--- GIVEN PROBLEM ---
Only the lines holding the string "level" are needed. Copy each one.

--- Data items ---
_ _ _

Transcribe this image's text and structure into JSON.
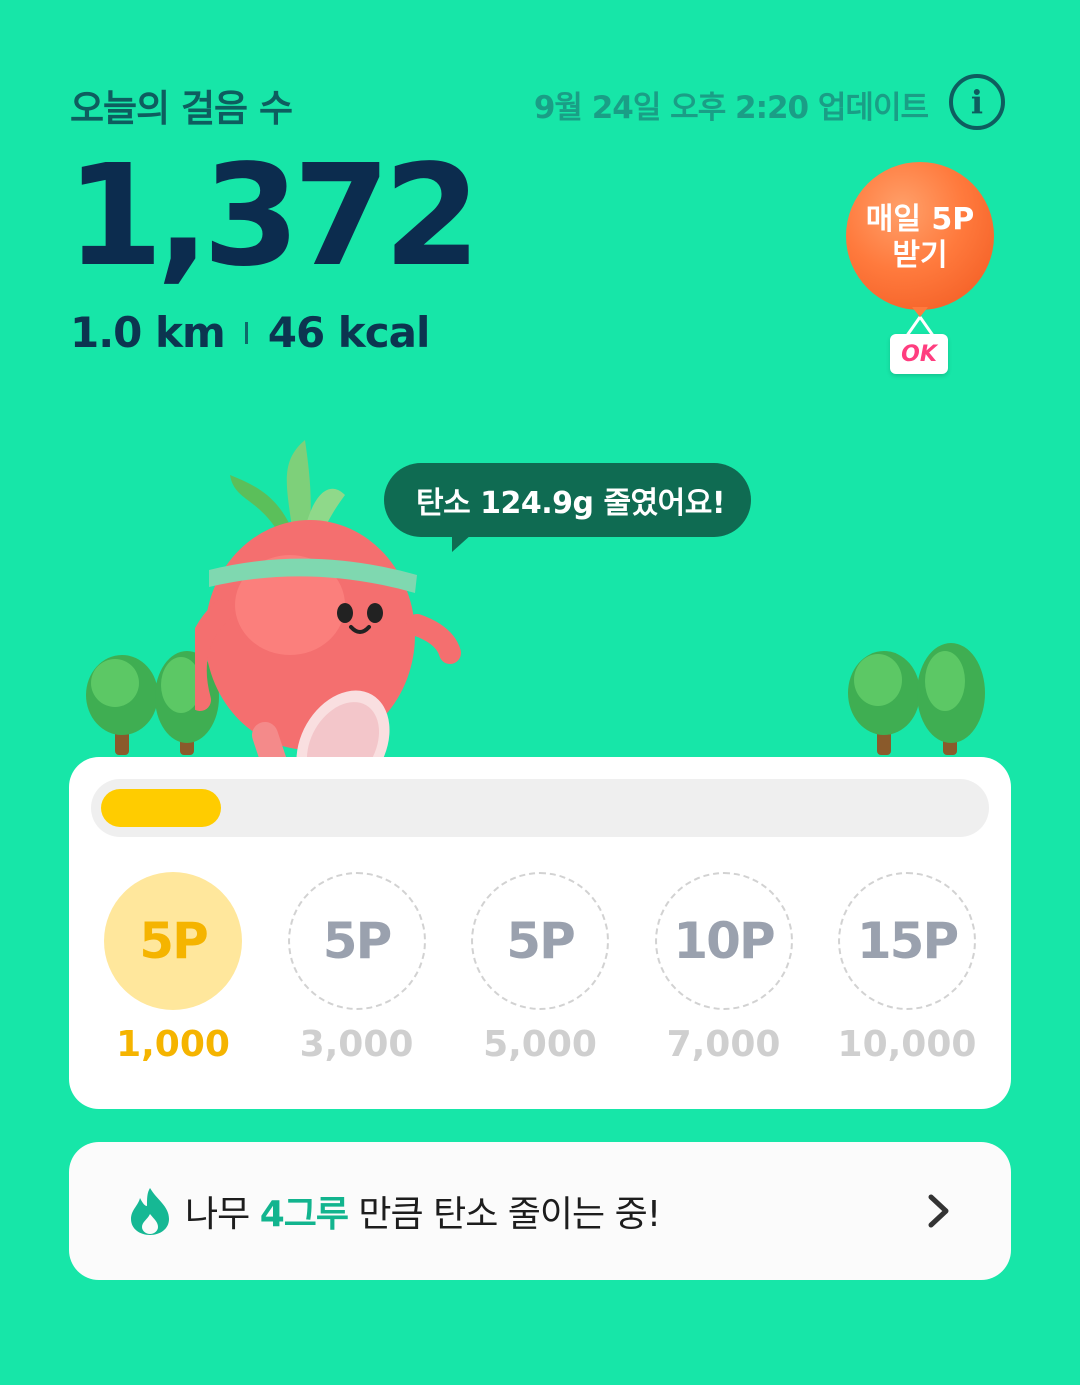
{
  "header": {
    "title": "오늘의 걸음 수",
    "updated": "9월 24일 오후 2:20 업데이트",
    "info_icon_glyph": "i"
  },
  "steps": {
    "count": "1,372",
    "distance": "1.0 km",
    "calories": "46 kcal"
  },
  "promo": {
    "line1": "매일 5P",
    "line2": "받기",
    "badge": "OK"
  },
  "bubble": {
    "text": "탄소 124.9g 줄였어요!"
  },
  "progress": {
    "fraction": 0.137,
    "fill_color": "#ffcc00"
  },
  "milestones": [
    {
      "reward": "5P",
      "steps": "1,000",
      "achieved": true
    },
    {
      "reward": "5P",
      "steps": "3,000",
      "achieved": false
    },
    {
      "reward": "5P",
      "steps": "5,000",
      "achieved": false
    },
    {
      "reward": "10P",
      "steps": "7,000",
      "achieved": false
    },
    {
      "reward": "15P",
      "steps": "10,000",
      "achieved": false
    }
  ],
  "carbon": {
    "prefix": "나무 ",
    "highlight": "4그루",
    "suffix": " 만큼 탄소 줄이는 중!",
    "icon": "flame-icon"
  },
  "colors": {
    "background": "#17e6a8",
    "accent_dark": "#0c2c4e",
    "achieved": "#f5b400",
    "highlight": "#12b48e"
  }
}
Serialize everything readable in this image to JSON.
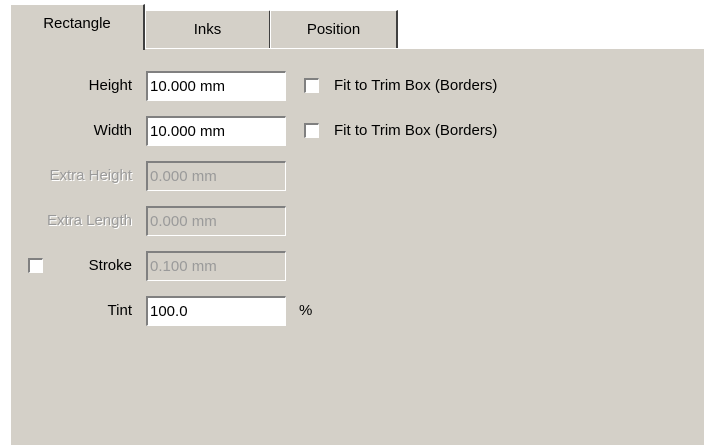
{
  "tabs": [
    {
      "label": "Rectangle",
      "active": true
    },
    {
      "label": "Inks",
      "active": false
    },
    {
      "label": "Position",
      "active": false
    }
  ],
  "form": {
    "height": {
      "label": "Height",
      "value": "10.000 mm",
      "enabled": true
    },
    "height_fit": {
      "label": "Fit to Trim Box (Borders)",
      "checked": false
    },
    "width": {
      "label": "Width",
      "value": "10.000 mm",
      "enabled": true
    },
    "width_fit": {
      "label": "Fit to Trim Box (Borders)",
      "checked": false
    },
    "extra_height": {
      "label": "Extra Height",
      "value": "0.000 mm",
      "enabled": false
    },
    "extra_length": {
      "label": "Extra Length",
      "value": "0.000 mm",
      "enabled": false
    },
    "stroke": {
      "label": "Stroke",
      "value": "0.100 mm",
      "checked": false,
      "enabled": false
    },
    "tint": {
      "label": "Tint",
      "value": "100.0",
      "unit": "%",
      "enabled": true
    }
  }
}
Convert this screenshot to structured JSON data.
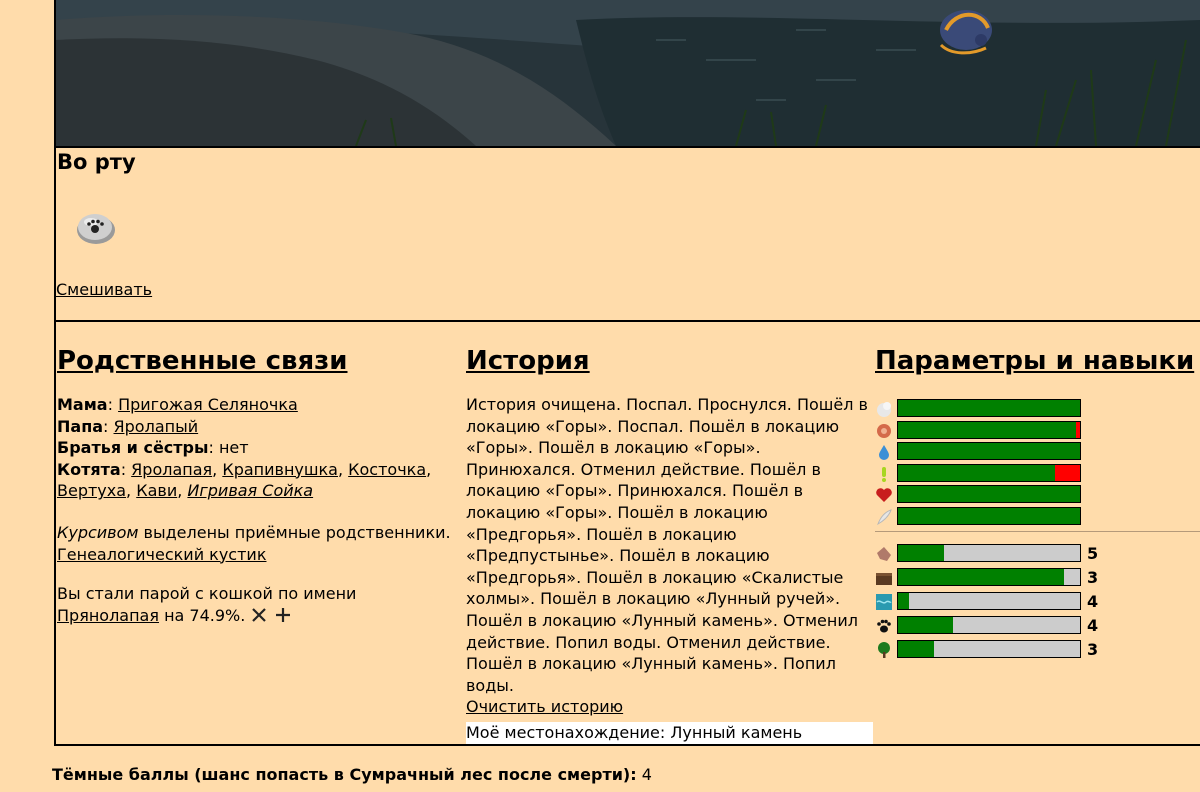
{
  "mouth": {
    "title": "Во рту",
    "item_icon": "stone-with-paw-icon",
    "mix_label": "Смешивать"
  },
  "relatives": {
    "title": "Родственные связи",
    "mother_label": "Мама",
    "mother": "Пригожая Селяночка",
    "father_label": "Папа",
    "father": "Яролапый",
    "siblings_label": "Братья и сёстры",
    "siblings": "нет",
    "kittens_label": "Котята",
    "kittens": [
      "Яролапая",
      "Крапивнушка",
      "Косточка",
      "Вертуха",
      "Кави",
      "Игривая Сойка"
    ],
    "note_italic": "Курсивом",
    "note_rest": " выделены приёмные родственники.",
    "tree_link": "Генеалогический кустик",
    "pair_text": "Вы стали парой с кошкой по имени",
    "pair_name": "Прянолапая",
    "pair_percent": " на 74.9%."
  },
  "history": {
    "title": "История",
    "text": "История очищена. Поспал. Проснулся. Пошёл в локацию «Горы». Поспал. Пошёл в локацию «Горы». Пошёл в локацию «Горы». Принюхался. Отменил действие. Пошёл в локацию «Горы». Принюхался. Пошёл в локацию «Горы». Пошёл в локацию «Предгорья». Пошёл в локацию «Предпустынье». Пошёл в локацию «Предгорья». Пошёл в локацию «Скалистые холмы». Пошёл в локацию «Лунный ручей». Пошёл в локацию «Лунный камень». Отменил действие. Попил воды. Отменил действие. Пошёл в локацию «Лунный камень». Попил воды.",
    "clear_link": "Очистить историю",
    "location": "Моё местонахождение: Лунный камень"
  },
  "params": {
    "title": "Параметры и навыки",
    "colors": {
      "fill": "#008000",
      "deficit": "#ff0000",
      "empty": "#cccccc"
    },
    "stats": [
      {
        "icon": "sleep-icon",
        "level": 1.0
      },
      {
        "icon": "meat-icon",
        "level": 0.98
      },
      {
        "icon": "water-drop-icon",
        "level": 1.0
      },
      {
        "icon": "need-exclamation-icon",
        "level": 0.86
      },
      {
        "icon": "heart-icon",
        "level": 1.0
      },
      {
        "icon": "feather-icon",
        "level": 1.0
      }
    ],
    "skills": [
      {
        "icon": "sniff-icon",
        "level": 0.25,
        "value": "5"
      },
      {
        "icon": "dig-icon",
        "level": 0.91,
        "value": "3"
      },
      {
        "icon": "swim-icon",
        "level": 0.06,
        "value": "4"
      },
      {
        "icon": "paw-icon",
        "level": 0.3,
        "value": "4"
      },
      {
        "icon": "tree-icon",
        "level": 0.2,
        "value": "3"
      }
    ]
  },
  "footer": {
    "dark_points_label": "Тёмные баллы (шанс попасть в Сумрачный лес после смерти):",
    "dark_points_value": "4"
  }
}
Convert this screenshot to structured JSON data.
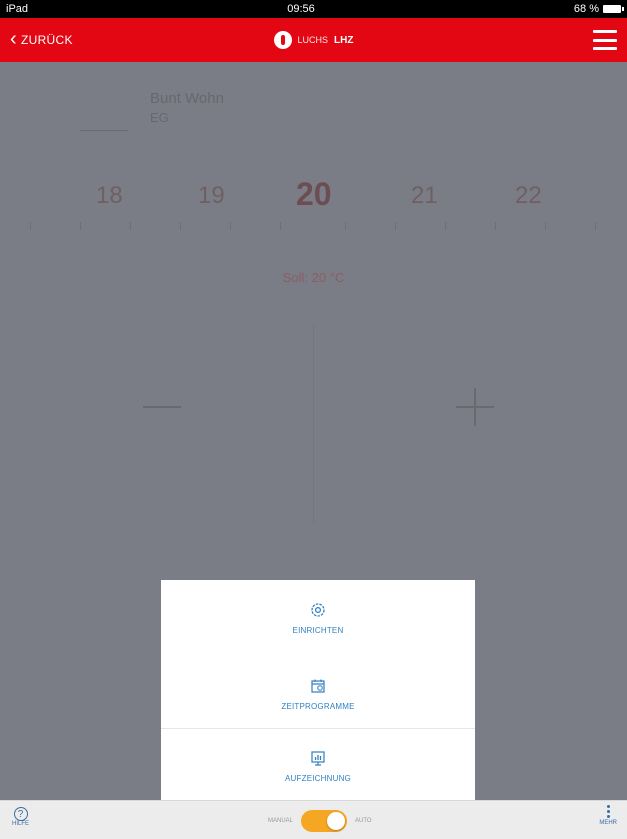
{
  "status_bar": {
    "carrier": "iPad",
    "time": "09:56",
    "battery": "68 %"
  },
  "top_bar": {
    "back_label": "ZURÜCK",
    "brand_small": "LUCHS",
    "brand_bold": "LHZ"
  },
  "room": {
    "name": "Bunt Wohn",
    "sub": "EG"
  },
  "scale": {
    "values": [
      "18",
      "19",
      "20",
      "21",
      "22"
    ],
    "selected": "20"
  },
  "target_label": "Soll: 20 °C",
  "popup": {
    "items": [
      {
        "label": "EINRICHTEN",
        "icon": "gear-icon"
      },
      {
        "label": "ZEITPROGRAMME",
        "icon": "calendar-icon"
      },
      {
        "label": "AUFZEICHNUNG",
        "icon": "chart-icon"
      }
    ]
  },
  "bottom_bar": {
    "help_label": "HILFE",
    "mode_left": "MANUAL",
    "mode_right": "AUTO",
    "more_label": "MEHR"
  },
  "colors": {
    "accent": "#e30613",
    "link": "#2f7fc1",
    "toggle": "#f5a623"
  }
}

_ _ _

--- FINISHED ANSWER ---
        "level": 1.0
        "level": 0.98
        "level": 1.0
        "level": 0.86
        "level": 1.0
        "level": 1.0
        "level": 0.25,
        "level": 0.91,
        "level": 0.06,
        "level": 0.3,
        "level": 0.2,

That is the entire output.